## Objective
Search the material for "CBDV" and show all lines that contain it.

Data records
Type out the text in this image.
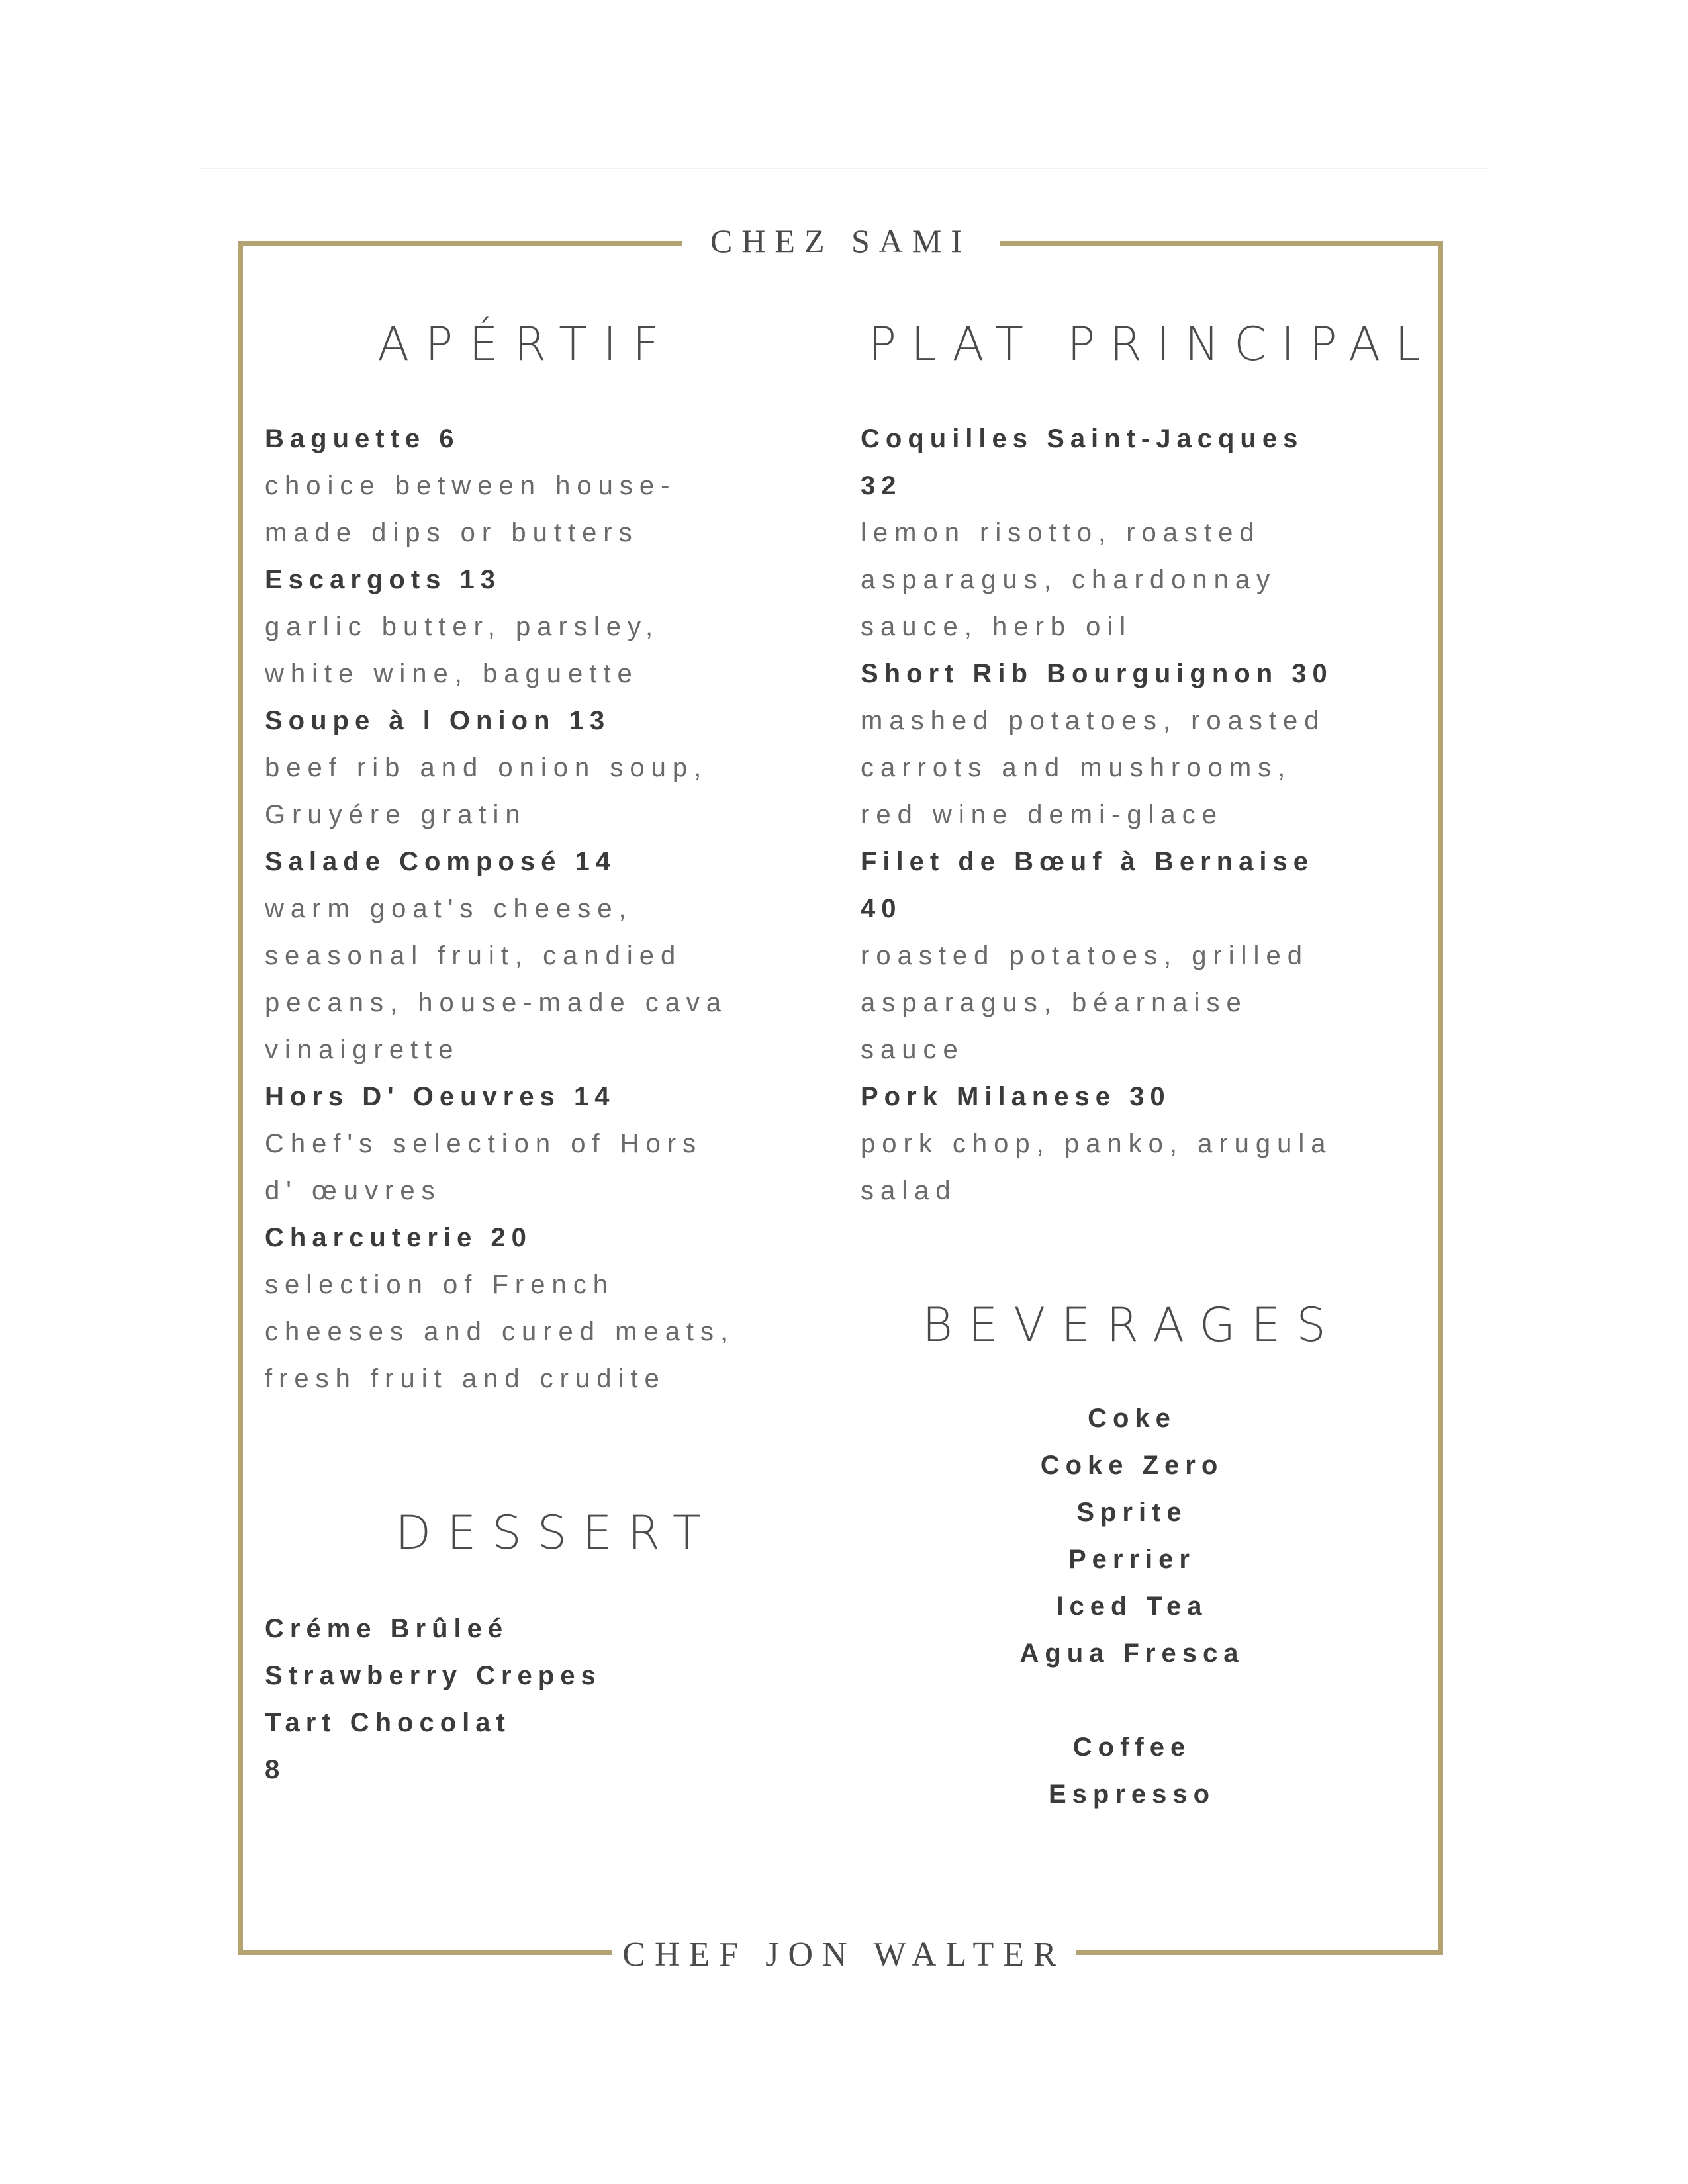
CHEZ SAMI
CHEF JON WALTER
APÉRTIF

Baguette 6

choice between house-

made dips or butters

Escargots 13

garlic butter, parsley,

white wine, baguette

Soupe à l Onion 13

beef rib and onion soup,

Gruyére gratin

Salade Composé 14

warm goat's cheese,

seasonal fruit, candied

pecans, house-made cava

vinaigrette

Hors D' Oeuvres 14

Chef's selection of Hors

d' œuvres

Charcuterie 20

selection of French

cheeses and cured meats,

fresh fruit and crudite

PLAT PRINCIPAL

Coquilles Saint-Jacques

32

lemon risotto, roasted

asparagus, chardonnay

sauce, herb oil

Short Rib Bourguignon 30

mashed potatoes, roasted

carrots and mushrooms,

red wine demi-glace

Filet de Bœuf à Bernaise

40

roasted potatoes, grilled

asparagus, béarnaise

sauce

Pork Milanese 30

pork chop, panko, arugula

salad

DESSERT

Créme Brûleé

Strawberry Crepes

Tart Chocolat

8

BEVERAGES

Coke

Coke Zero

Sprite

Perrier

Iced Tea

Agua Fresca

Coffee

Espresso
--
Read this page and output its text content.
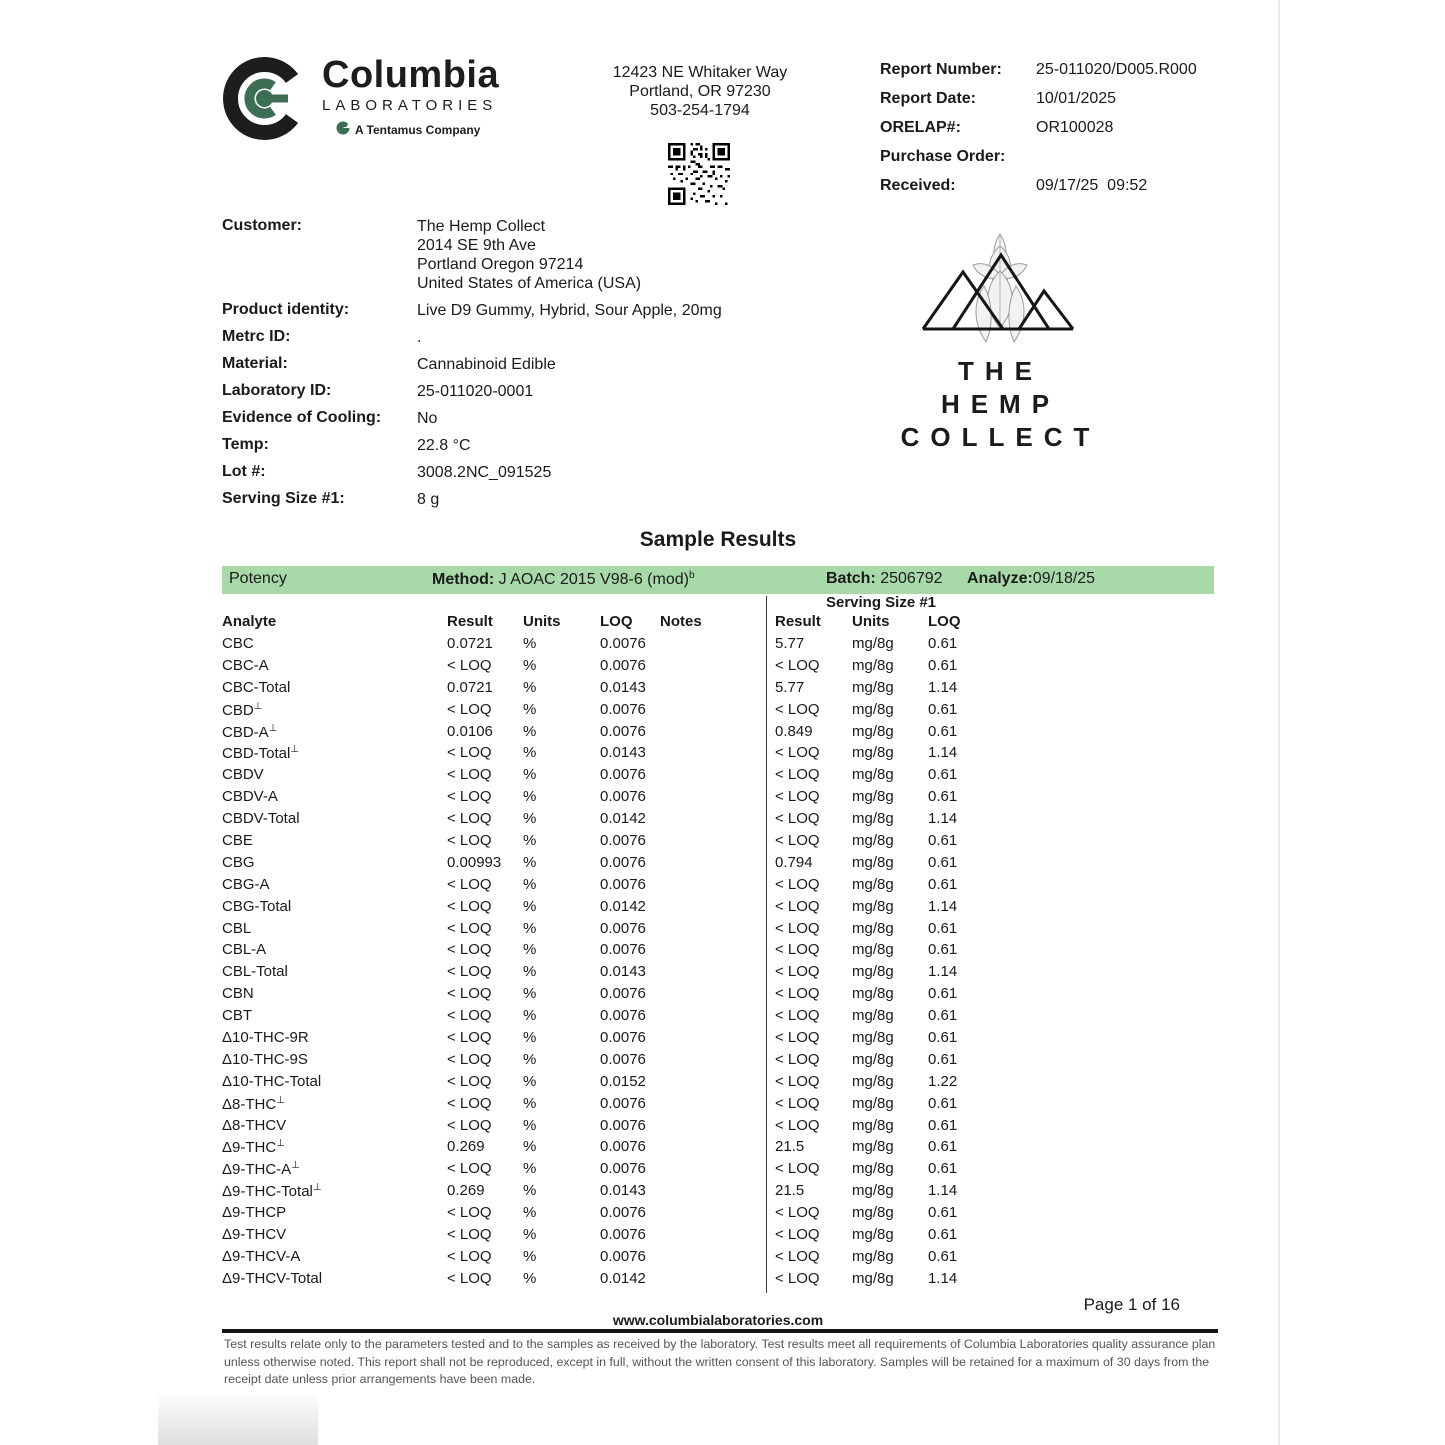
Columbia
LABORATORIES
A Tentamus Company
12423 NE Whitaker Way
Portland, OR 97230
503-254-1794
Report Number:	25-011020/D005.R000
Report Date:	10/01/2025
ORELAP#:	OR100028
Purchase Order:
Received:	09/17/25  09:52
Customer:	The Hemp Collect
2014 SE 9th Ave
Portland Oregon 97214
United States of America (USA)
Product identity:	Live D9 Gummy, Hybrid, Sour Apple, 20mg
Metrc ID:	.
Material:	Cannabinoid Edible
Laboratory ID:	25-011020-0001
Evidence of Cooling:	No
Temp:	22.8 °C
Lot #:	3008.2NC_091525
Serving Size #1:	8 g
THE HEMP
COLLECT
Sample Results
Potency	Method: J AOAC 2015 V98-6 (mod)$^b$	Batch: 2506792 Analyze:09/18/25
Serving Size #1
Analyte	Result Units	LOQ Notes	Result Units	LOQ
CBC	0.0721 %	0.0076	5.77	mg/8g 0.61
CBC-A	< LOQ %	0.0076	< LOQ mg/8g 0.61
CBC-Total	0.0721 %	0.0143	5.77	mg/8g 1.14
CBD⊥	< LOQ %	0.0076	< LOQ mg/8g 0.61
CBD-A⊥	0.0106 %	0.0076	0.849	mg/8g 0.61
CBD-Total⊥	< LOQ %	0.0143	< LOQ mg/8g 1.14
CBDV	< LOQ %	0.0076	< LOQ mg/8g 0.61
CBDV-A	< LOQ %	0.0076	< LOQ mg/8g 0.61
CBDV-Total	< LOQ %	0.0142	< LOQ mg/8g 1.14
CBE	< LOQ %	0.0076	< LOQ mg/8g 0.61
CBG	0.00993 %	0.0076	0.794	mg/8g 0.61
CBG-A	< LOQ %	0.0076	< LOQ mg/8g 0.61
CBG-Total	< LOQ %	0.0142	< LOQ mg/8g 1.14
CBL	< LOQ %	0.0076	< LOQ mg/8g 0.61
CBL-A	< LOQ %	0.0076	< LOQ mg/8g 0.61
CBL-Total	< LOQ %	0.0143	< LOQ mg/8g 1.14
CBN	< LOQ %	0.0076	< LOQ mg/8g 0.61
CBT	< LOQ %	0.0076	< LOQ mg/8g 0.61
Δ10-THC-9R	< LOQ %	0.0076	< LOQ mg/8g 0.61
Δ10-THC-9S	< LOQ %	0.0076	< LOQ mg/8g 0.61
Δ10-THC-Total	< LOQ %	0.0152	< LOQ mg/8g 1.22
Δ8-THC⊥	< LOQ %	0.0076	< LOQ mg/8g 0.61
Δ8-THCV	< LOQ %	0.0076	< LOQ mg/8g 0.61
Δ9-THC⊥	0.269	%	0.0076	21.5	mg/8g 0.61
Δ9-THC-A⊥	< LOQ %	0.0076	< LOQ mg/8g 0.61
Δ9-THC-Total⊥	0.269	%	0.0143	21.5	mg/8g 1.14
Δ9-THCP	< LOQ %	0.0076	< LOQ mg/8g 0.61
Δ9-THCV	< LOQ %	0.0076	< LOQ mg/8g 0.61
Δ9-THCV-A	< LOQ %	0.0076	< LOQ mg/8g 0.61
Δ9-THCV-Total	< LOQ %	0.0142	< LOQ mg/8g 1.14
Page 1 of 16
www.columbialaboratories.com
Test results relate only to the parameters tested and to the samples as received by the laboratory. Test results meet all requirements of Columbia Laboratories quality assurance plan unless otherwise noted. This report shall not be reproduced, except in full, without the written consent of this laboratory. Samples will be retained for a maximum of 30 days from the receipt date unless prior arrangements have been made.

## Full solution
CBDV	< LOQ %	0.0076	< LOQ mg/8g 0.61
CBDV-A	< LOQ %	0.0076	< LOQ mg/8g 0.61
CBDV-Total	< LOQ %	0.0142	< LOQ mg/8g 1.14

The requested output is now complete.